(Extracted records)
========================================================================
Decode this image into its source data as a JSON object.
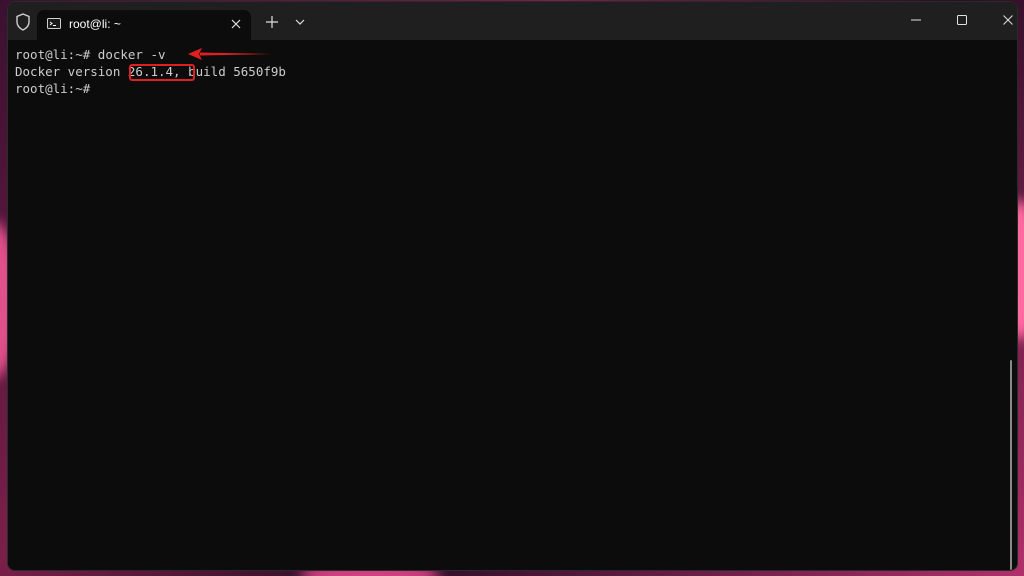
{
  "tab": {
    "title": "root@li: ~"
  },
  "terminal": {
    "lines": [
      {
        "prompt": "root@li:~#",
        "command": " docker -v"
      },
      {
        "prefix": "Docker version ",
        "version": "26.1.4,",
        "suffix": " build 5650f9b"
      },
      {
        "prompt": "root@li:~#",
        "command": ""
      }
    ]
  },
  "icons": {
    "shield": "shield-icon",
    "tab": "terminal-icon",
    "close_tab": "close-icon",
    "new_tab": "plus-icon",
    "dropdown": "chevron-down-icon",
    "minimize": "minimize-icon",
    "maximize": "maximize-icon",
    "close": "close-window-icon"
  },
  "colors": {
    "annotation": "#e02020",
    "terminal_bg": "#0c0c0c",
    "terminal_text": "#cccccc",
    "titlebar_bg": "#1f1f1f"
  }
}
========================================================================
- **Problem to solve**
All of the records need repeating exactly, except for the pictures.

- **Right answer**
Decode this image into its source data as a JSON object.
{
  "tab": {
    "title": "root@li: ~"
  },
  "terminal": {
    "lines": [
      {
        "prompt": "root@li:~#",
        "command": " docker -v"
      },
      {
        "prefix": "Docker version ",
        "version": "26.1.4,",
        "suffix": " build 5650f9b"
      },
      {
        "prompt": "root@li:~#",
        "command": ""
      }
    ]
  },
  "icons": {
    "shield": "shield-icon",
    "tab": "terminal-icon",
    "close_tab": "close-icon",
    "new_tab": "plus-icon",
    "dropdown": "chevron-down-icon",
    "minimize": "minimize-icon",
    "maximize": "maximize-icon",
    "close": "close-window-icon"
  },
  "colors": {
    "annotation": "#e02020",
    "terminal_bg": "#0c0c0c",
    "terminal_text": "#cccccc",
    "titlebar_bg": "#1f1f1f"
  }
}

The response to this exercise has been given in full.